▸ **To be done**
Answer with a single number: how many lines in the listing below include "قضاء"?
################
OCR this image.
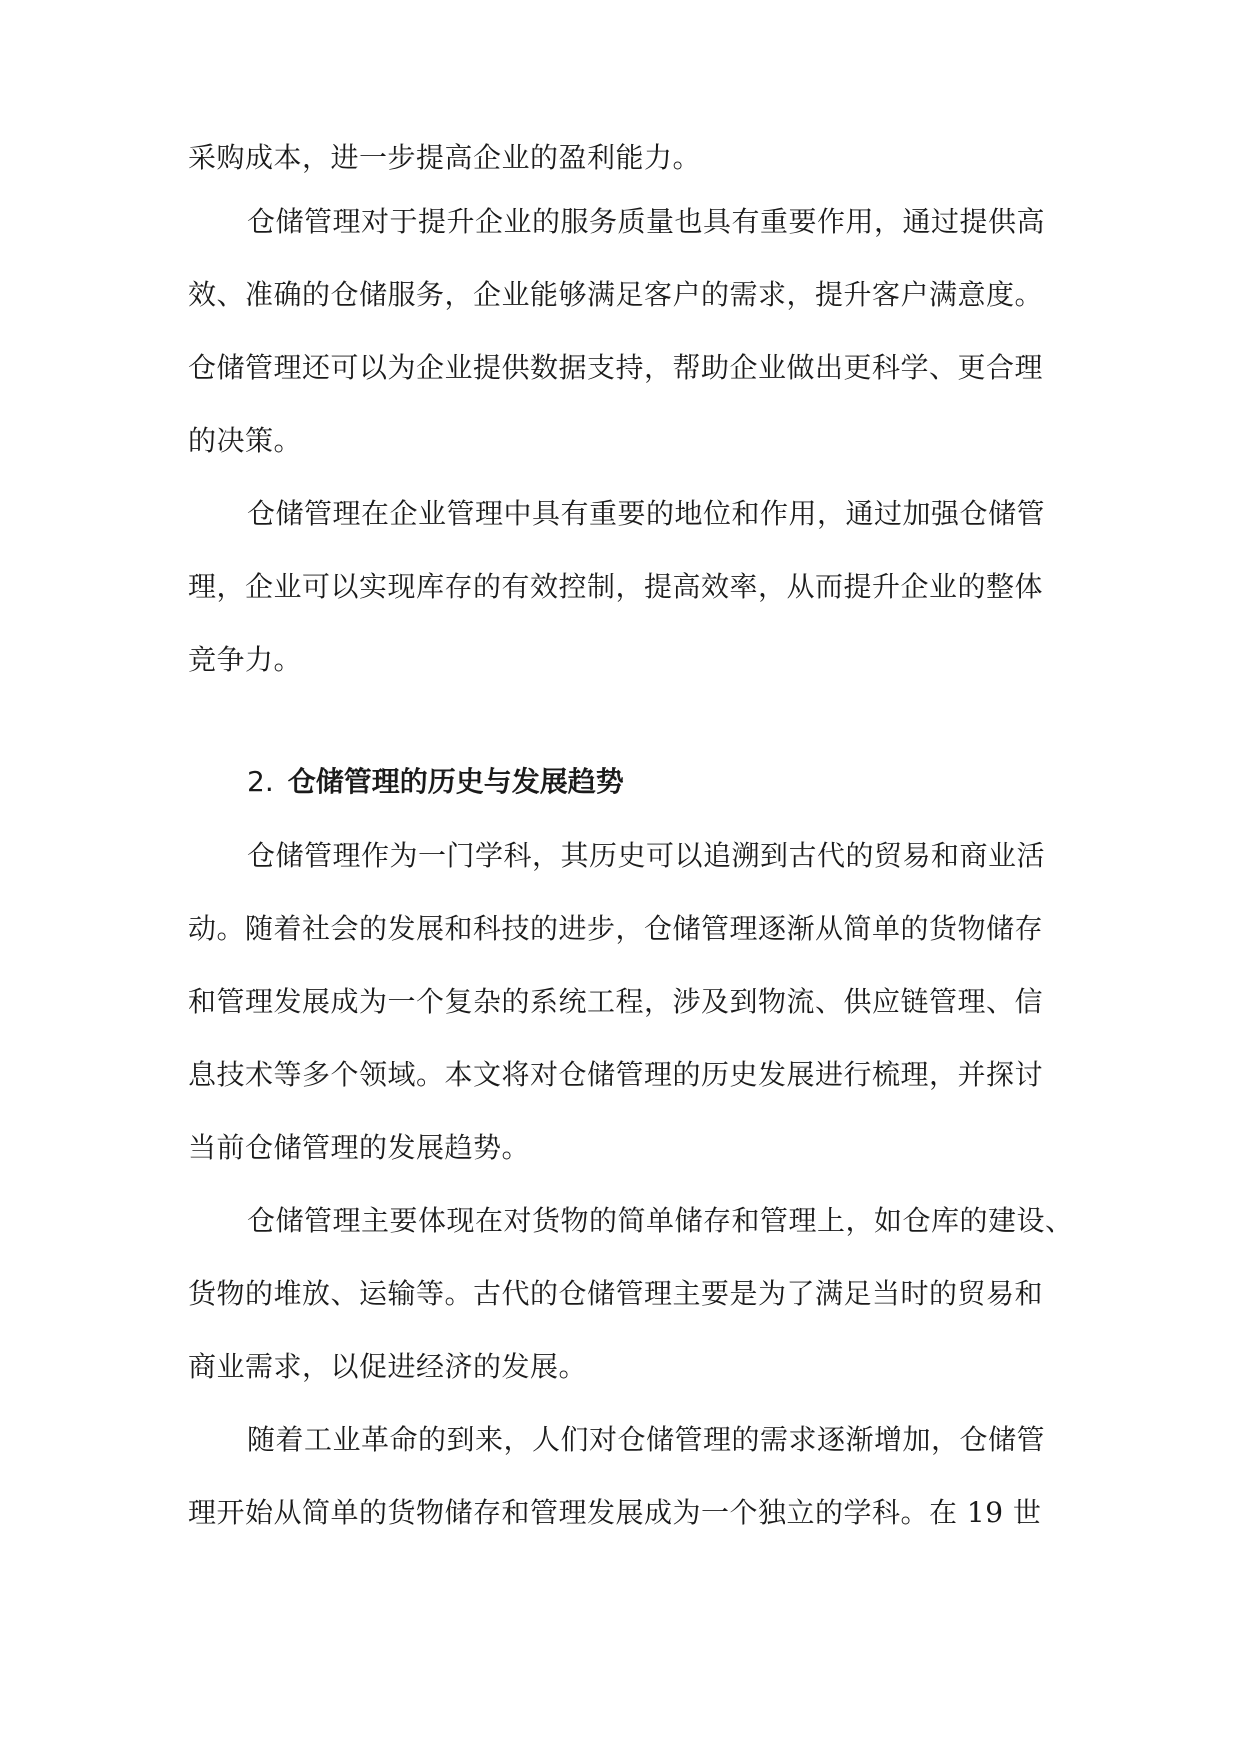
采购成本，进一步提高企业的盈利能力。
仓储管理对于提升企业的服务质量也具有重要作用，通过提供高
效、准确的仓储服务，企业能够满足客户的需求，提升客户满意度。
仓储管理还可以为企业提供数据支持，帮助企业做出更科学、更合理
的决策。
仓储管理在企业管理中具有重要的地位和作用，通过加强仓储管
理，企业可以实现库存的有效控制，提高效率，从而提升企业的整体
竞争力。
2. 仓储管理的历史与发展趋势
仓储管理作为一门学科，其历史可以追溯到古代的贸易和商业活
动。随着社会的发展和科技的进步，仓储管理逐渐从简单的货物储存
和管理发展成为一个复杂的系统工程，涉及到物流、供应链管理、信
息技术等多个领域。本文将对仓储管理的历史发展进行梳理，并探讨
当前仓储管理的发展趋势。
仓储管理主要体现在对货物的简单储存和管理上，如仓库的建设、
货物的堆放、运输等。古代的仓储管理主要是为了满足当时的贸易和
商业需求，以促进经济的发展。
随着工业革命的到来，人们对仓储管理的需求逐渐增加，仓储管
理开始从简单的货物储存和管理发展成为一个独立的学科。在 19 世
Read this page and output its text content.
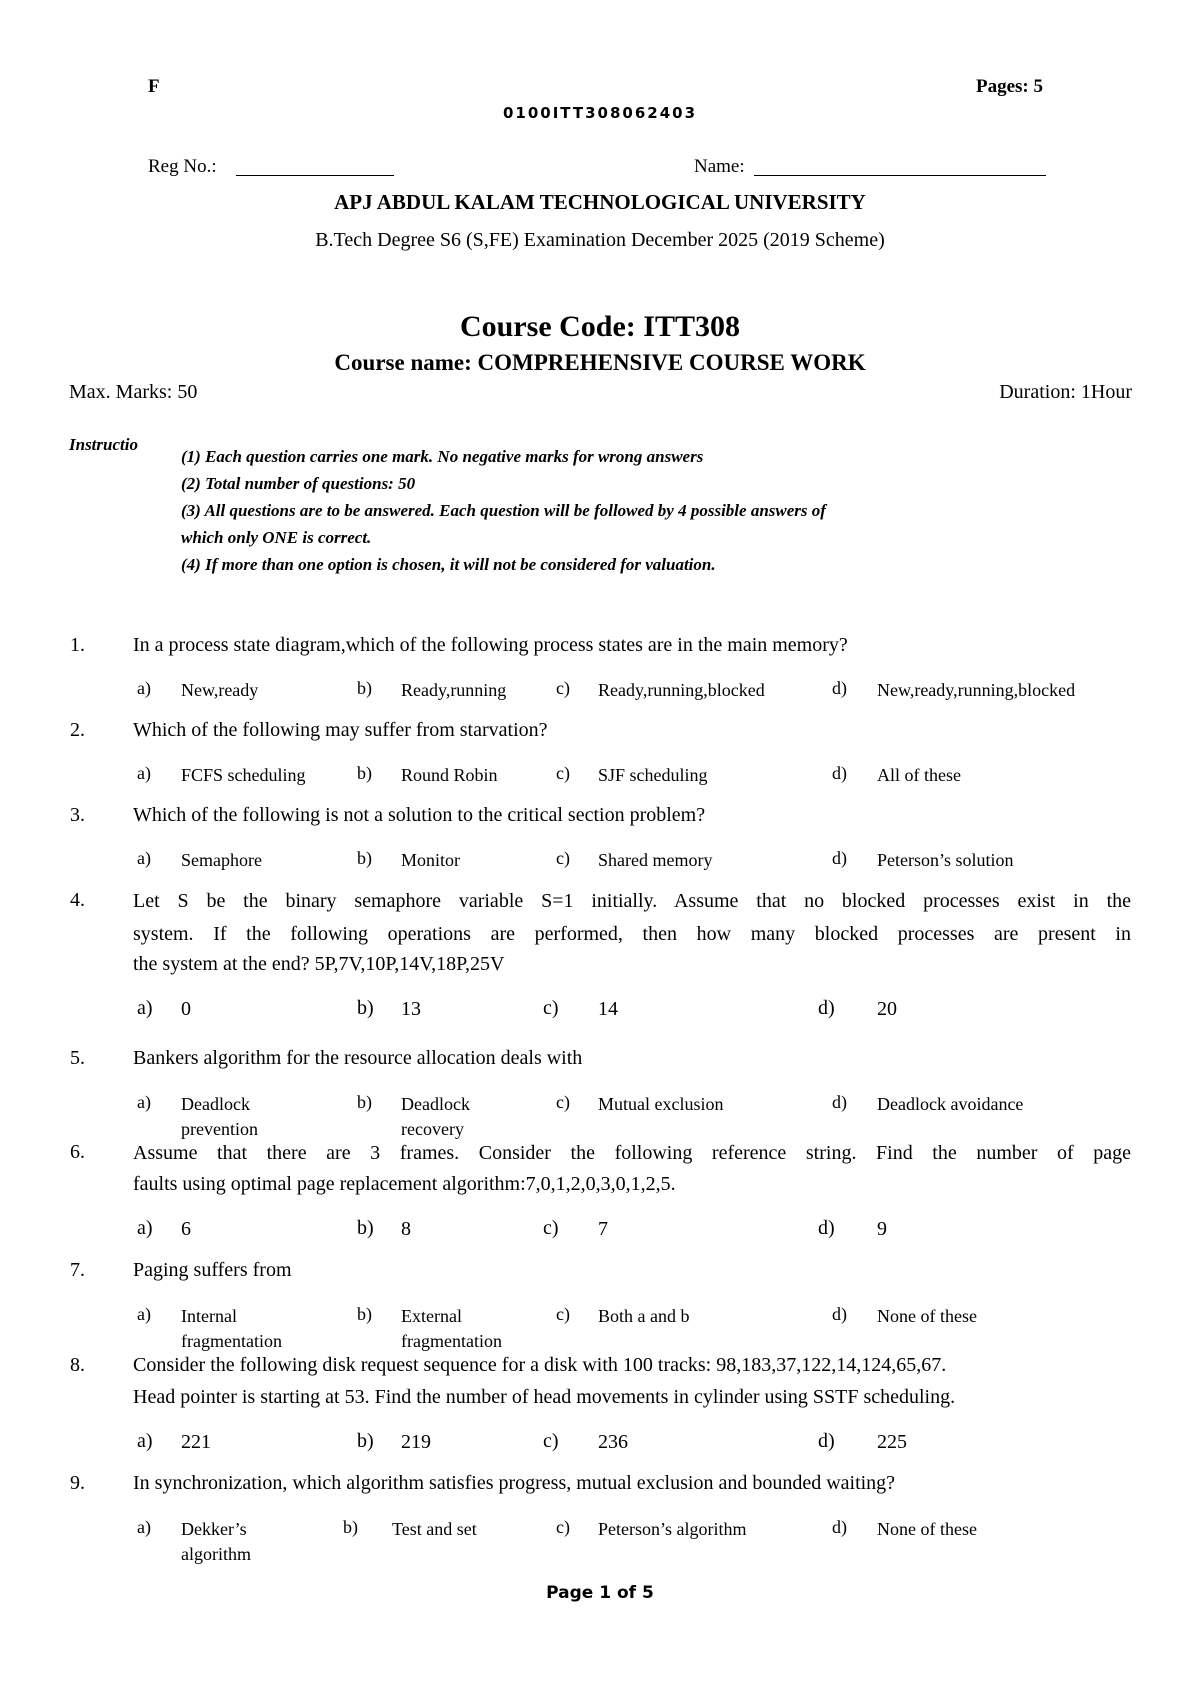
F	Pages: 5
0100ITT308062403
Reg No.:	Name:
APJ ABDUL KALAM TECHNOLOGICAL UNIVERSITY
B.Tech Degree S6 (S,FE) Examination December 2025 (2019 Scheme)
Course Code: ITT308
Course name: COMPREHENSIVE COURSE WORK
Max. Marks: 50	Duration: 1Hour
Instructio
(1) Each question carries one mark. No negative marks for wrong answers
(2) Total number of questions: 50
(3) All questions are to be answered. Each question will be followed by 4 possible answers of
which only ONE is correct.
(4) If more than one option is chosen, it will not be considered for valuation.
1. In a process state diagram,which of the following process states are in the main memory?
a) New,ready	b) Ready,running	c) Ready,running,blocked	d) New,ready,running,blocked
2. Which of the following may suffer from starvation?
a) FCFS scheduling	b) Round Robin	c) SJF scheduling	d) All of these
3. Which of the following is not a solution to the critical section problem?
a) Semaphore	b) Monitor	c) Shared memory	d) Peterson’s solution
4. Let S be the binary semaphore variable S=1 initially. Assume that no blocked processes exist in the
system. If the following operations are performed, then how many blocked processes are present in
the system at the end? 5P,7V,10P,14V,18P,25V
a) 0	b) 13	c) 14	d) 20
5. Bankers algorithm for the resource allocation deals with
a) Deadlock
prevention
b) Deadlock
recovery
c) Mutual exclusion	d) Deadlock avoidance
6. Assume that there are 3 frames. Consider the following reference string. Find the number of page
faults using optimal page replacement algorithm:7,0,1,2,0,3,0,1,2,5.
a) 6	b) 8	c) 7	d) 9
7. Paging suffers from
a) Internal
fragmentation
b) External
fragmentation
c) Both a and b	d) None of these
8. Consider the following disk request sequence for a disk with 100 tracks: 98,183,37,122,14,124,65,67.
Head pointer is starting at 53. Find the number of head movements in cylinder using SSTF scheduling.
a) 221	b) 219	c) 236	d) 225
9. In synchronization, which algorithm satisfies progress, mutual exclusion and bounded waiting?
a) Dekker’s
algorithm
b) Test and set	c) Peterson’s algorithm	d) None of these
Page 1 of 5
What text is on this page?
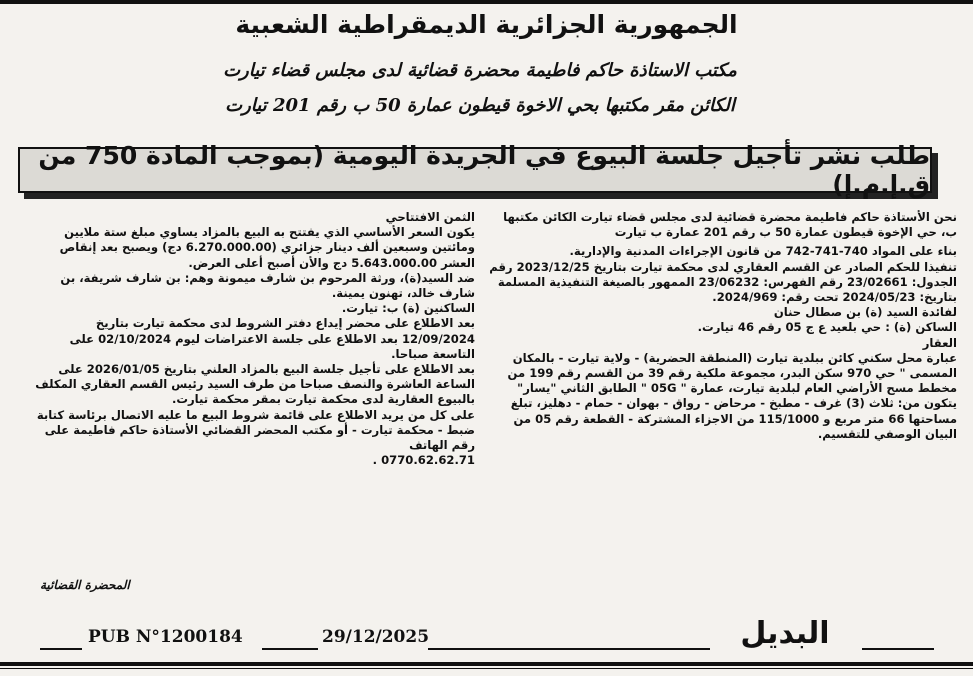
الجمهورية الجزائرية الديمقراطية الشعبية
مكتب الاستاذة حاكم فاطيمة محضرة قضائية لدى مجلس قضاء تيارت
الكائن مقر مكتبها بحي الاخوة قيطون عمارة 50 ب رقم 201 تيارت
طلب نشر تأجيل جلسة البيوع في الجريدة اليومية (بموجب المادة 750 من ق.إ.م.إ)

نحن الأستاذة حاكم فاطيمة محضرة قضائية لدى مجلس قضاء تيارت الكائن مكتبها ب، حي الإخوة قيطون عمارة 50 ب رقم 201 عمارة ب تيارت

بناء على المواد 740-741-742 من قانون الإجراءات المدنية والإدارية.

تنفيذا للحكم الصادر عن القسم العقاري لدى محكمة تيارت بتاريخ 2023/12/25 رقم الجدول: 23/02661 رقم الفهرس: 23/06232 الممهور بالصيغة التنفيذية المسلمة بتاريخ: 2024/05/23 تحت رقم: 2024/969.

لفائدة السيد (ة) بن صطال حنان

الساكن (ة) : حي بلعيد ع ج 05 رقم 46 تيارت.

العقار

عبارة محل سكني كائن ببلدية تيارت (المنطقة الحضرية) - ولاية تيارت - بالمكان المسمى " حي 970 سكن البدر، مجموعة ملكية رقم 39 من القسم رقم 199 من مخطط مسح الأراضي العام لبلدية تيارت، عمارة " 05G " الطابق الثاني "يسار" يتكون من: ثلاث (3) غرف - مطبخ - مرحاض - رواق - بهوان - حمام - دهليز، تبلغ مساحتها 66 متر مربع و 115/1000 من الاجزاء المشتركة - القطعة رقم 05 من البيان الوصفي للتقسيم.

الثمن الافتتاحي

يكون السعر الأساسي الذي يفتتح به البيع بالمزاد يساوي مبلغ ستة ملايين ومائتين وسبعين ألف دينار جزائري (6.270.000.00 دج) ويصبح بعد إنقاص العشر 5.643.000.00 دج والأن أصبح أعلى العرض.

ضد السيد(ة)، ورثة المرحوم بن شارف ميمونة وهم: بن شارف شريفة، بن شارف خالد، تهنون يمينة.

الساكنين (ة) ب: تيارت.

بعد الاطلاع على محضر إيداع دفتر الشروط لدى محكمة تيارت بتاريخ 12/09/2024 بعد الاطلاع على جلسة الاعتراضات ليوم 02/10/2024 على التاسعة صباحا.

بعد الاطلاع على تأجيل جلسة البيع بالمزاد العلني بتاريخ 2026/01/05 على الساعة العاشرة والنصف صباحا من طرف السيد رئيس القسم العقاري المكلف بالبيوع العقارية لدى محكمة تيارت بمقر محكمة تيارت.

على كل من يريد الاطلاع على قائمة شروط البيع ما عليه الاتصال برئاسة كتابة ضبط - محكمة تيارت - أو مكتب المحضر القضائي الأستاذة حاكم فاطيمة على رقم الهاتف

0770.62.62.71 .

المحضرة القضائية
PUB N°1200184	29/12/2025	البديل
################
▸ **Result of the task**
2